SOURCE RECORDS:
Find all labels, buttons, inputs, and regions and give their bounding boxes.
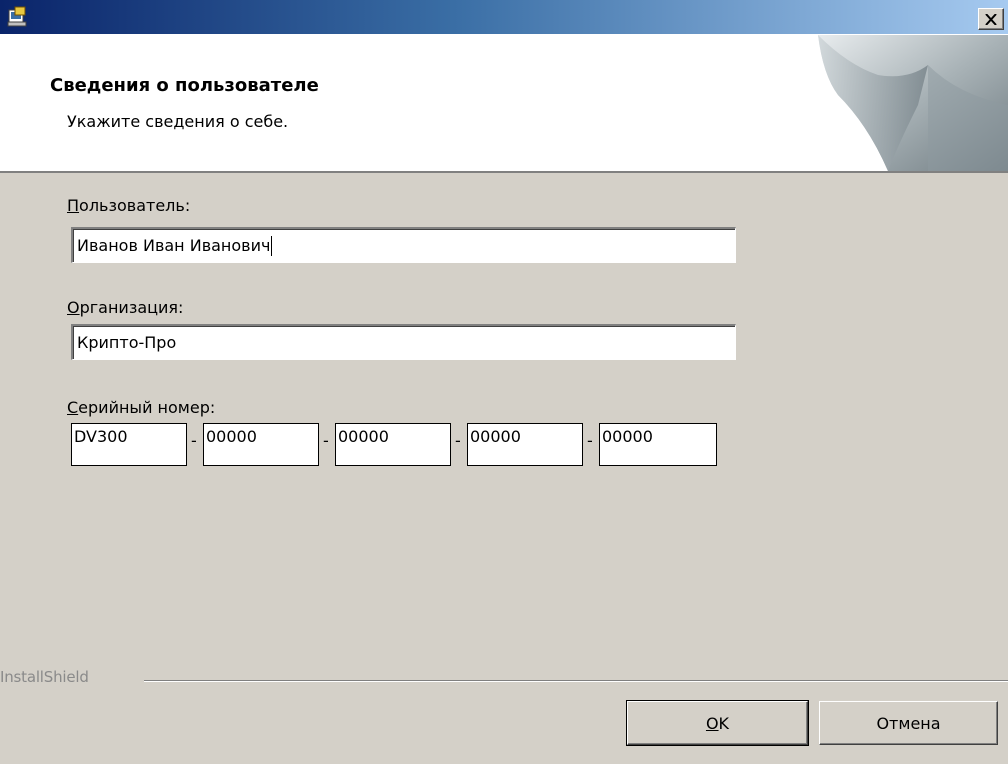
- organization-label: Организация:: [67, 298, 183, 317]
- serial-label-accel: С: [67, 398, 79, 417]
- serial-separator-2: -: [323, 431, 329, 450]
- page-title: Сведения о пользователе: [50, 75, 319, 96]
- organization-input[interactable]: Крипто-Про: [71, 324, 736, 360]
- serial-separator-1: -: [191, 431, 197, 450]
- serial-part-1[interactable]: DV300: [71, 423, 187, 466]
- user-label: Пользователь:: [67, 196, 190, 215]
- close-button[interactable]: [978, 8, 1004, 30]
- serial-part-5[interactable]: 00000: [599, 423, 717, 466]
- user-label-text: ользователь:: [79, 196, 191, 215]
- page-curl-graphic: [818, 35, 1008, 171]
- cancel-button[interactable]: Отмена: [819, 701, 998, 745]
- text-caret: [271, 235, 273, 256]
- ok-label: K: [718, 713, 730, 733]
- installer-icon: [6, 6, 28, 28]
- serial-separator-4: -: [587, 431, 593, 450]
- serial-part-3[interactable]: 00000: [335, 423, 451, 466]
- close-x-icon: [985, 13, 997, 25]
- serial-part-2[interactable]: 00000: [203, 423, 319, 466]
- organization-label-text: рганизация:: [79, 298, 184, 317]
- ok-button[interactable]: OK: [626, 700, 809, 746]
- user-name-input[interactable]: Иванов Иван Иванович: [71, 227, 736, 263]
- page-subtitle: Укажите сведения о себе.: [67, 112, 289, 131]
- serial-part-4[interactable]: 00000: [467, 423, 583, 466]
- installshield-brand: InstallShield: [0, 668, 89, 686]
- serial-separator-3: -: [455, 431, 461, 450]
- header-band: Сведения о пользователе Укажите сведения…: [0, 35, 1008, 173]
- ok-accel: O: [705, 713, 719, 733]
- serial-label: Серийный номер:: [67, 398, 215, 417]
- organization-label-accel: О: [67, 298, 80, 317]
- title-bar[interactable]: [0, 0, 1008, 35]
- user-label-accel: П: [67, 196, 80, 215]
- serial-label-text: ерийный номер:: [78, 398, 216, 417]
- user-name-value: Иванов Иван Иванович: [77, 236, 271, 255]
- footer-divider: [144, 680, 1008, 682]
- organization-value: Крипто-Про: [77, 333, 177, 352]
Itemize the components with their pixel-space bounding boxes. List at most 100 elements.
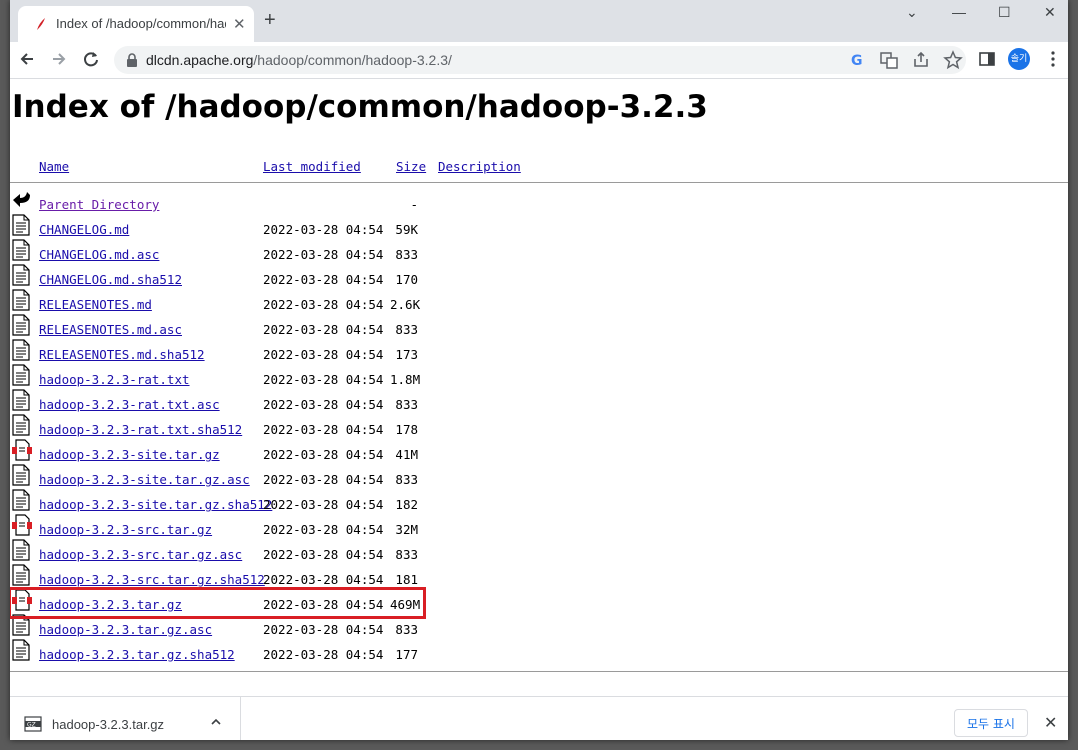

WHAT TO PRODUCE:
Pull out every row above without changing a word, and leave the pictures out.

SOLUTION TO THIS EXERCISE:
Find all labels, buttons, inputs, and regions and give their bounding boxes.
- organization-label: Организация:: [67, 298, 183, 317]
- serial-label-accel: С: [67, 398, 79, 417]
- serial-separator-2: -: [323, 431, 329, 450]
- page-title: Сведения о пользователе: [50, 75, 319, 96]
- organization-input[interactable]: Крипто-Про: [71, 324, 736, 360]
- serial-separator-1: -: [191, 431, 197, 450]
- serial-part-1[interactable]: DV300: [71, 423, 187, 466]
- user-label: Пользователь:: [67, 196, 190, 215]
- close-button[interactable]: [978, 8, 1004, 30]
- serial-part-5[interactable]: 00000: [599, 423, 717, 466]
- user-label-text: ользователь:: [79, 196, 191, 215]
- page-curl-graphic: [818, 35, 1008, 171]
- cancel-button[interactable]: Отмена: [819, 701, 998, 745]
- text-caret: [271, 235, 273, 256]
- ok-label: K: [718, 713, 730, 733]
- installer-icon: [6, 6, 28, 28]
- serial-separator-4: -: [587, 431, 593, 450]
- serial-part-3[interactable]: 00000: [335, 423, 451, 466]
- close-x-icon: [985, 13, 997, 25]
- serial-part-2[interactable]: 00000: [203, 423, 319, 466]
- organization-label-text: рганизация:: [79, 298, 184, 317]
- ok-button[interactable]: OK: [626, 700, 809, 746]
- user-name-input[interactable]: Иванов Иван Иванович: [71, 227, 736, 263]
- page-subtitle: Укажите сведения о себе.: [67, 112, 289, 131]
- serial-part-4[interactable]: 00000: [467, 423, 583, 466]
- installshield-brand: InstallShield: [0, 668, 89, 686]
- serial-separator-3: -: [455, 431, 461, 450]
- header-band: Сведения о пользователе Укажите сведения…: [0, 35, 1008, 173]
- ok-accel: O: [705, 713, 719, 733]
- serial-label: Серийный номер:: [67, 398, 215, 417]
- organization-label-accel: О: [67, 298, 80, 317]
- title-bar[interactable]: [0, 0, 1008, 35]
- user-label-accel: П: [67, 196, 80, 215]
- serial-label-text: ерийный номер:: [78, 398, 216, 417]
- user-name-value: Иванов Иван Иванович: [77, 236, 271, 255]
- footer-divider: [144, 680, 1008, 682]
- organization-value: Крипто-Про: [77, 333, 177, 352]
Itemize the components with their pixel-space bounding boxes. List at most 100 elements.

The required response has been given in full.